— begin WORKING DATA —

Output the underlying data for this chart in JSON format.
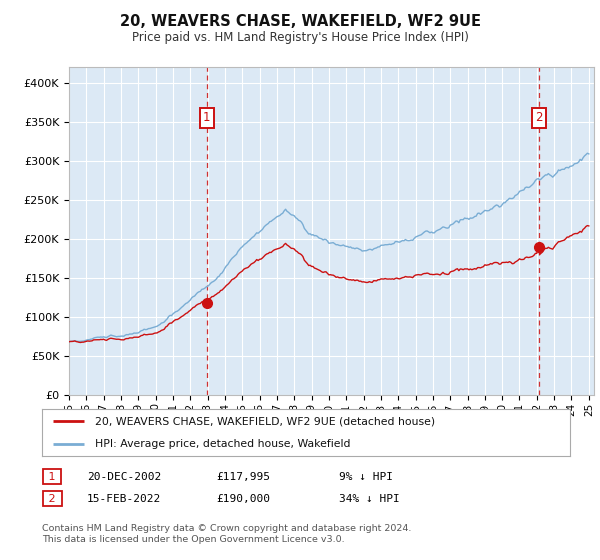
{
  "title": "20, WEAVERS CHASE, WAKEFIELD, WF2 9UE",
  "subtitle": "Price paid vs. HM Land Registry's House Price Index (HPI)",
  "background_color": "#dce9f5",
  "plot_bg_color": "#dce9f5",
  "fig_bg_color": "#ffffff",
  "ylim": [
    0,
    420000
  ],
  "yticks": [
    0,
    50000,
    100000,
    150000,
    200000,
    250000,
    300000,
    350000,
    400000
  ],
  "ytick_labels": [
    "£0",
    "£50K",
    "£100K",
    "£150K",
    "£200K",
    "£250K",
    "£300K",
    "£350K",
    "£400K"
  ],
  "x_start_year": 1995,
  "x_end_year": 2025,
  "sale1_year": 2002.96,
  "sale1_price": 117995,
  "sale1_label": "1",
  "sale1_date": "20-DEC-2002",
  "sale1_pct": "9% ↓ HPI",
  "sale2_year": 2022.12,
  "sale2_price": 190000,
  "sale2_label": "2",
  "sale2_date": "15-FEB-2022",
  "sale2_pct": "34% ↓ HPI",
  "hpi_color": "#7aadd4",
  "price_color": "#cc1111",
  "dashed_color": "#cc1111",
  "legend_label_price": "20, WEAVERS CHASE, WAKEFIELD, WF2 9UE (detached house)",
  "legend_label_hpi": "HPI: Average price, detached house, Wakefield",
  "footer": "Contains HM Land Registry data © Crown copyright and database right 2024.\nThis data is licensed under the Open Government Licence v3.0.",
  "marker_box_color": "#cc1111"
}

— end WORKING DATA —
— begin WORKING DATA —

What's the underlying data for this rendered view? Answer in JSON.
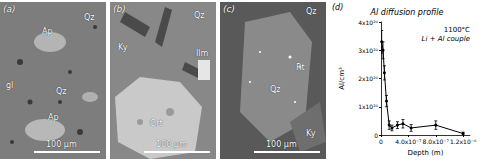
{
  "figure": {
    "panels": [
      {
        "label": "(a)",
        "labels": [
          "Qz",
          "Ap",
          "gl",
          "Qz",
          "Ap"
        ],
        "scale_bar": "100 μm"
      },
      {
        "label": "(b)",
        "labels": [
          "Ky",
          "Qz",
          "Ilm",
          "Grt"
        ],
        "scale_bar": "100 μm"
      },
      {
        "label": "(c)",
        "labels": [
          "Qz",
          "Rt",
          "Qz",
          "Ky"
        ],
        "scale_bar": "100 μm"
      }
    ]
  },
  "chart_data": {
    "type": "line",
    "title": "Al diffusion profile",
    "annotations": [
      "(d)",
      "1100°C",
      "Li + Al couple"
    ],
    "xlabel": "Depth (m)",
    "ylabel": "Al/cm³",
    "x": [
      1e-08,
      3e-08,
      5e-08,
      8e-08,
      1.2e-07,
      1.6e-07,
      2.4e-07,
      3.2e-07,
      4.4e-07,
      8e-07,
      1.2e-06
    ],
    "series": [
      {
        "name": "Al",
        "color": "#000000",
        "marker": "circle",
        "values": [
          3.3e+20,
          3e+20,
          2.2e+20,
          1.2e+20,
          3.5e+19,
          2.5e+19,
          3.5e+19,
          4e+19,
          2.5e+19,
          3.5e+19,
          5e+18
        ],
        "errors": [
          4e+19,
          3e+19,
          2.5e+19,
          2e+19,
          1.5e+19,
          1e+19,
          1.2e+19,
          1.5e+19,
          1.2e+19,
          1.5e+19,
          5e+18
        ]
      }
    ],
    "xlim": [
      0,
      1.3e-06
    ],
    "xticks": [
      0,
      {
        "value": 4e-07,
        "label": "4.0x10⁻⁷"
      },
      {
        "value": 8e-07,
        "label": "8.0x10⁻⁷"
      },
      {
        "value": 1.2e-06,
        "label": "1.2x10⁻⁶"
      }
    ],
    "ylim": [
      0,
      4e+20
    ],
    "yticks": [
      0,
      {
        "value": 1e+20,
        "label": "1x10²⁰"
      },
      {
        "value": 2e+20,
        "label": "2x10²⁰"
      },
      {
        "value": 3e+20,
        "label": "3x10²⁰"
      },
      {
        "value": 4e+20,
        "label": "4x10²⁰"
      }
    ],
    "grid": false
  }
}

— end WORKING DATA —

Only a number is needed: how many lines of the material above contain "Registry"?

WRITTEN ANSWER >>
2